[Start Working data]

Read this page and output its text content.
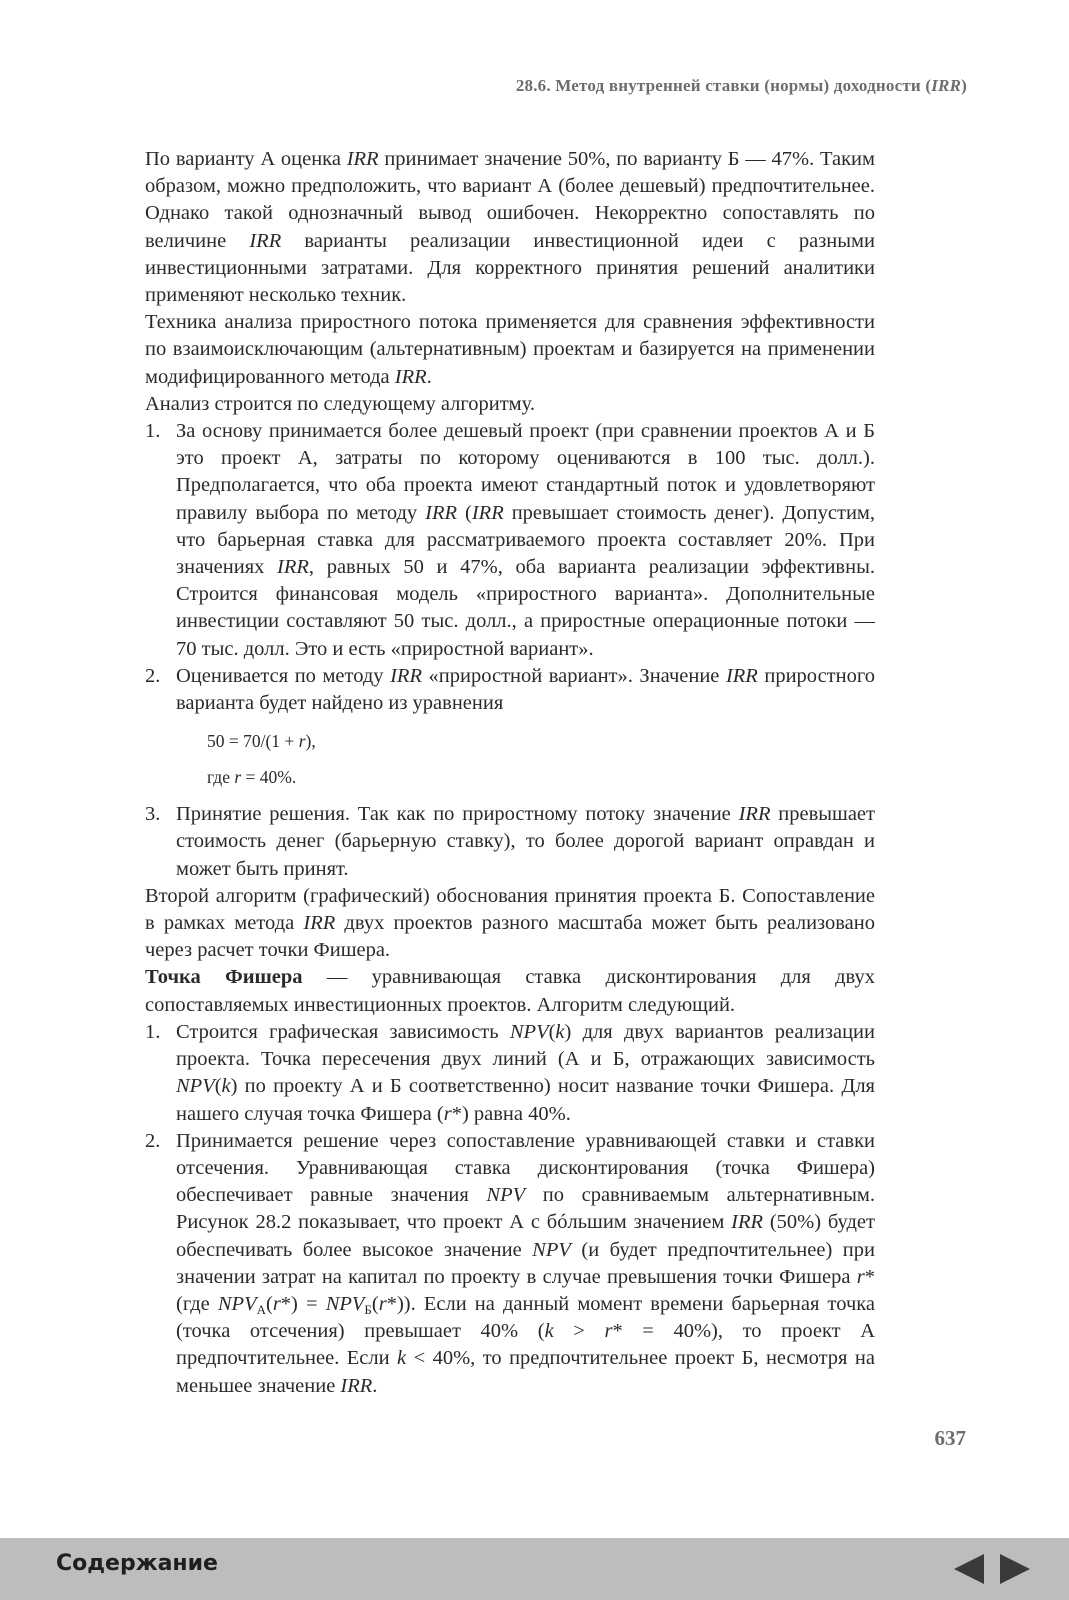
28.6. Метод внутренней ставки (нормы) доходности (IRR)

По варианту А оценка IRR принимает значение 50%, по варианту Б — 47%. Таким образом, можно предположить, что вариант А (более дешевый) предпочтительнее. Однако такой однозначный вывод ошибочен. Некорректно сопоставлять по величине IRR варианты реализации инвестиционной идеи с разными инвестиционными затратами. Для корректного принятия решений аналитики применяют несколько техник.

Техника анализа приростного потока применяется для сравнения эффективности по взаимоисключающим (альтернативным) проектам и базируется на применении модифицированного метода IRR.

Анализ строится по следующему алгоритму.

1. За основу принимается более дешевый проект (при сравнении проектов А и Б это проект А, затраты по которому оцениваются в 100 тыс. долл.). Предполагается, что оба проекта имеют стандартный поток и удовлетворяют правилу выбора по методу IRR (IRR превышает стоимость денег). Допустим, что барьерная ставка для рассматриваемого проекта составляет 20%. При значениях IRR, равных 50 и 47%, оба варианта реализации эффективны. Строится финансовая модель «приростного варианта». Дополнительные инвестиции составляют 50 тыс. долл., а приростные операционные потоки — 70 тыс. долл. Это и есть «приростной вариант».
2. Оценивается по методу IRR «приростной вариант». Значение IRR приростного варианта будет найдено из уравнения
50 = 70/(1 + r),
где r = 40%.
3. Принятие решения. Так как по приростному потоку значение IRR превышает стоимость денег (барьерную ставку), то более дорогой вариант оправдан и может быть принят.

Второй алгоритм (графический) обоснования принятия проекта Б. Сопоставление в рамках метода IRR двух проектов разного масштаба может быть реализовано через расчет точки Фишера.

Точка Фишера — уравнивающая ставка дисконтирования для двух сопоставляемых инвестиционных проектов. Алгоритм следующий.

1. Строится графическая зависимость NPV(k) для двух вариантов реализации проекта. Точка пересечения двух линий (А и Б, отражающих зависимость NPV(k) по проекту А и Б соответственно) носит название точки Фишера. Для нашего случая точка Фишера (r*) равна 40%.
2. Принимается решение через сопоставление уравнивающей ставки и ставки отсечения. Уравнивающая ставка дисконтирования (точка Фишера) обеспечивает равные значения NPV по сравниваемым альтернативным. Рисунок 28.2 показывает, что проект А с бóльшим значением IRR (50%) будет обеспечивать более высокое значение NPV (и будет предпочтительнее) при значении затрат на капитал по проекту в случае превышения точки Фишера r* (где $NPV_А(r*) = NPV_Б(r*)$). Если на данный момент времени барьерная точка (точка отсечения) превышает 40% (k > r* = 40%), то проект А предпочтительнее. Если k < 40%, то предпочтительнее проект Б, несмотря на меньшее значение IRR.
637
Содержание
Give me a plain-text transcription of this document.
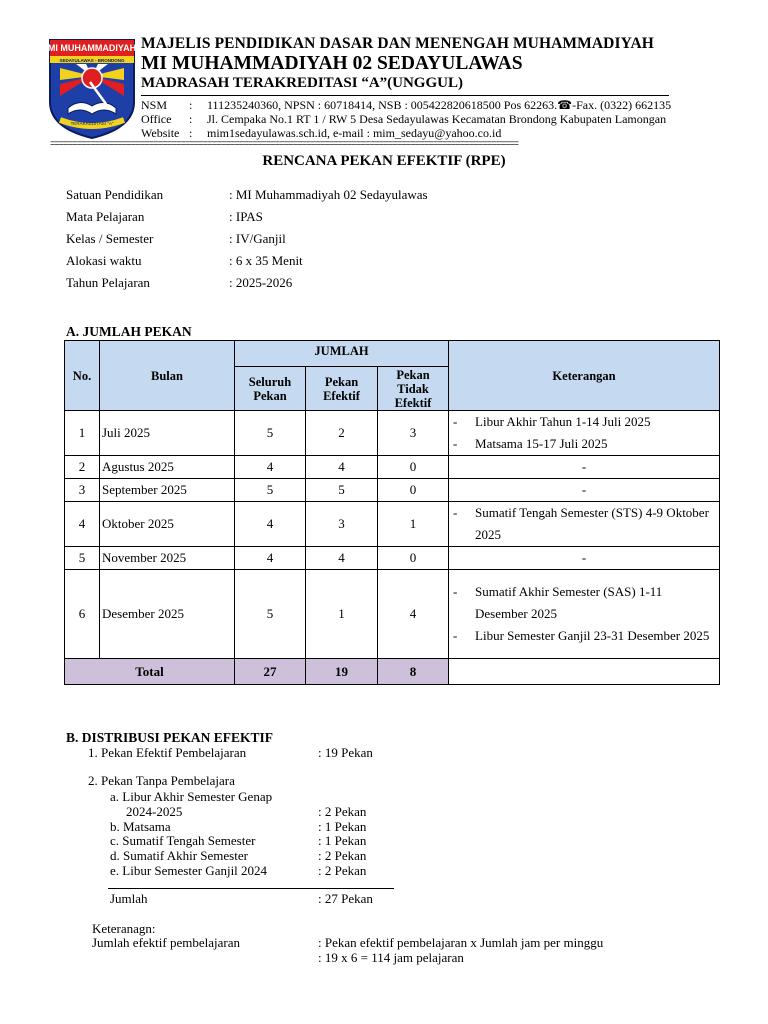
MI MUHAMMADIYAH
SEDAYULAWAS - BRONDONG
TERAKREDITASI "A"
MAJELIS PENDIDIKAN DASAR DAN MENENGAH MUHAMMADIYAH
MI MUHAMMADIYAH 02 SEDAYULAWAS
MADRASAH TERAKREDITASI “A”(UNGGUL)
NSM : 111235240360, NPSN : 60718414, NSB : 005422820618500 Pos 62263.☎-Fax. (0322) 662135
Office : Jl. Cempaka No.1 RT 1 / RW 5 Desa Sedayulawas Kecamatan Brondong Kabupaten Lamongan
Website : mim1sedayulawas.sch.id, e-mail : mim_sedayu@yahoo.co.id
========================================================================================================
RENCANA PEKAN EFEKTIF (RPE)
Satuan Pendidikan	: MI Muhammadiyah 02 Sedayulawas
Mata Pelajaran	: IPAS
Kelas / Semester	: IV/Ganjil
Alokasi waktu	: 6 x 35 Menit
Tahun Pelajaran	: 2025-2026
A. JUMLAH PEKAN
No.	Bulan	JUMLAH			Keterangan
		Seluruh Pekan	Pekan Efektif	Pekan Tidak Efektif	
1	Juli 2025	5	2	3	- Libur Akhir Tahun 1-14 Juli 2025
- Matsama 15-17 Juli 2025

2	Agustus 2025	4	4	0	-
3	September 2025	5	5	0	-
4	Oktober 2025	4	3	1	- Sumatif Tengah Semester (STS) 4-9 Oktober 2025

5	November 2025	4	4	0	-
6	Desember 2025	5	1	4	- Sumatif Akhir Semester (SAS) 1-11 Desember 2025
- Libur Semester Ganjil 23-31 Desember 2025

Total		27	19	8	
B. DISTRIBUSI PEKAN EFEKTIF
1. Pekan Efektif Pembelajaran	: 19 Pekan
2. Pekan Tanpa Pembelajara
a. Libur Akhir Semester Genap
2024-2025	: 2 Pekan
b. Matsama	: 1 Pekan
c. Sumatif Tengah Semester	: 1 Pekan
d. Sumatif Akhir Semester	: 2 Pekan
e. Libur Semester Ganjil 2024	: 2 Pekan
Jumlah	: 27 Pekan
Keteranagn:
Jumlah efektif pembelajaran	: Pekan efektif pembelajaran x Jumlah jam per minggu
: 19 x 6 = 114 jam pelajaran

[End Working data]

■ Aim of the task
Copy all the entries word for word. Omit any pictures.

■ Answer to this problem
Read this page and output its text content.
28.6. Метод внутренней ставки (нормы) доходности (IRR)

По варианту А оценка IRR принимает значение 50%, по варианту Б — 47%. Таким образом, можно предположить, что вариант А (более дешевый) предпочтительнее. Однако такой однозначный вывод ошибочен. Некорректно сопоставлять по величине IRR варианты реализации инвестиционной идеи с разными инвестиционными затратами. Для корректного принятия решений аналитики применяют несколько техник.

Техника анализа приростного потока применяется для сравнения эффективности по взаимоисключающим (альтернативным) проектам и базируется на применении модифицированного метода IRR.

Анализ строится по следующему алгоритму.

1. За основу принимается более дешевый проект (при сравнении проектов А и Б это проект А, затраты по которому оцениваются в 100 тыс. долл.). Предполагается, что оба проекта имеют стандартный поток и удовлетворяют правилу выбора по методу IRR (IRR превышает стоимость денег). Допустим, что барьерная ставка для рассматриваемого проекта составляет 20%. При значениях IRR, равных 50 и 47%, оба варианта реализации эффективны. Строится финансовая модель «приростного варианта». Дополнительные инвестиции составляют 50 тыс. долл., а приростные операционные потоки — 70 тыс. долл. Это и есть «приростной вариант».
2. Оценивается по методу IRR «приростной вариант». Значение IRR приростного варианта будет найдено из уравнения
50 = 70/(1 + r),
где r = 40%.
3. Принятие решения. Так как по приростному потоку значение IRR превышает стоимость денег (барьерную ставку), то более дорогой вариант оправдан и может быть принят.

Второй алгоритм (графический) обоснования принятия проекта Б. Сопоставление в рамках метода IRR двух проектов разного масштаба может быть реализовано через расчет точки Фишера.

Точка Фишера — уравнивающая ставка дисконтирования для двух сопоставляемых инвестиционных проектов. Алгоритм следующий.

1. Строится графическая зависимость NPV(k) для двух вариантов реализации проекта. Точка пересечения двух линий (А и Б, отражающих зависимость NPV(k) по проекту А и Б соответственно) носит название точки Фишера. Для нашего случая точка Фишера (r*) равна 40%.
2. Принимается решение через сопоставление уравнивающей ставки и ставки отсечения. Уравнивающая ставка дисконтирования (точка Фишера) обеспечивает равные значения NPV по сравниваемым альтернативным. Рисунок 28.2 показывает, что проект А с бóльшим значением IRR (50%) будет обеспечивать более высокое значение NPV (и будет предпочтительнее) при значении затрат на капитал по проекту в случае превышения точки Фишера r* (где $NPV_А(r*) = NPV_Б(r*)$). Если на данный момент времени барьерная точка (точка отсечения) превышает 40% (k > r* = 40%), то проект А предпочтительнее. Если k < 40%, то предпочтительнее проект Б, несмотря на меньшее значение IRR.
637
Содержание
Give me a plain-text transcription of this document.
MI MUHAMMADIYAH
SEDAYULAWAS - BRONDONG
TERAKREDITASI "A"
MAJELIS PENDIDIKAN DASAR DAN MENENGAH MUHAMMADIYAH
MI MUHAMMADIYAH 02 SEDAYULAWAS
MADRASAH TERAKREDITASI “A”(UNGGUL)
NSM : 111235240360, NPSN : 60718414, NSB : 005422820618500 Pos 62263.☎-Fax. (0322) 662135
Office : Jl. Cempaka No.1 RT 1 / RW 5 Desa Sedayulawas Kecamatan Brondong Kabupaten Lamongan
Website : mim1sedayulawas.sch.id, e-mail : mim_sedayu@yahoo.co.id
========================================================================================================
RENCANA PEKAN EFEKTIF (RPE)
Satuan Pendidikan	: MI Muhammadiyah 02 Sedayulawas
Mata Pelajaran	: IPAS
Kelas / Semester	: IV/Ganjil
Alokasi waktu	: 6 x 35 Menit
Tahun Pelajaran	: 2025-2026
A. JUMLAH PEKAN
No.	Bulan	JUMLAH			Keterangan
		Seluruh Pekan	Pekan Efektif	Pekan Tidak Efektif	
1	Juli 2025	5	2	3	- Libur Akhir Tahun 1-14 Juli 2025
- Matsama 15-17 Juli 2025

2	Agustus 2025	4	4	0	-
3	September 2025	5	5	0	-
4	Oktober 2025	4	3	1	- Sumatif Tengah Semester (STS) 4-9 Oktober 2025

5	November 2025	4	4	0	-
6	Desember 2025	5	1	4	- Sumatif Akhir Semester (SAS) 1-11 Desember 2025
- Libur Semester Ganjil 23-31 Desember 2025

Total		27	19	8	
B. DISTRIBUSI PEKAN EFEKTIF
1. Pekan Efektif Pembelajaran	: 19 Pekan
2. Pekan Tanpa Pembelajara
a. Libur Akhir Semester Genap
2024-2025	: 2 Pekan
b. Matsama	: 1 Pekan
c. Sumatif Tengah Semester	: 1 Pekan
d. Sumatif Akhir Semester	: 2 Pekan
e. Libur Semester Ganjil 2024	: 2 Pekan
Jumlah	: 27 Pekan
Keteranagn:
Jumlah efektif pembelajaran	: Pekan efektif pembelajaran x Jumlah jam per minggu
: 19 x 6 = 114 jam pelajaran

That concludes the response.